* Start INPUT ROWS *
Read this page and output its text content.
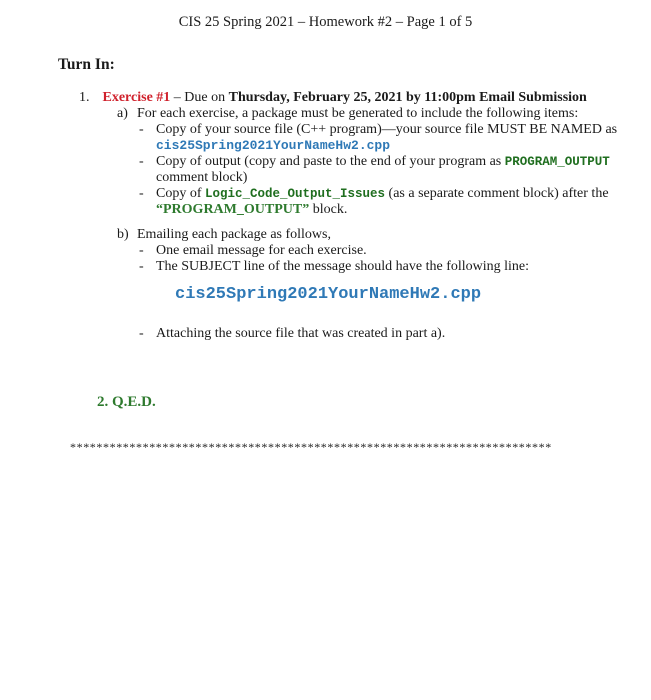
CIS 25 Spring 2021 – Homework #2 – Page 1 of 5
Turn In:
1. Exercise #1 – Due on Thursday, February 25, 2021 by 11:00pm Email Submission
a) For each exercise, a package must be generated to include the following items:
- Copy of your source file (C++ program)—your source file MUST BE NAMED as
cis25Spring2021YourNameHw2.cpp
- Copy of output (copy and paste to the end of your program as PROGRAM_OUTPUT
comment block)
- Copy of Logic_Code_Output_Issues (as a separate comment block) after the
“PROGRAM_OUTPUT” block.
b) Emailing each package as follows,
- One email message for each exercise.
- The SUBJECT line of the message should have the following line:
cis25Spring2021YourNameHw2.cpp
- Attaching the source file that was created in part a).
2. Q.E.D.
*************************************************************************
* End INPUT ROWS *
**TASK OBJECTIVE:**
In your copy of the listing above, reproduce each line exactly and omit all pictures.

**ANSWER:**
Read this page and output its text content.
CIS 25 Spring 2021 – Homework #2 – Page 1 of 5
Turn In:
1. Exercise #1 – Due on Thursday, February 25, 2021 by 11:00pm Email Submission
a) For each exercise, a package must be generated to include the following items:
- Copy of your source file (C++ program)—your source file MUST BE NAMED as
cis25Spring2021YourNameHw2.cpp
- Copy of output (copy and paste to the end of your program as PROGRAM_OUTPUT
comment block)
- Copy of Logic_Code_Output_Issues (as a separate comment block) after the
“PROGRAM_OUTPUT” block.
b) Emailing each package as follows,
- One email message for each exercise.
- The SUBJECT line of the message should have the following line:
cis25Spring2021YourNameHw2.cpp
- Attaching the source file that was created in part a).
2. Q.E.D.
*************************************************************************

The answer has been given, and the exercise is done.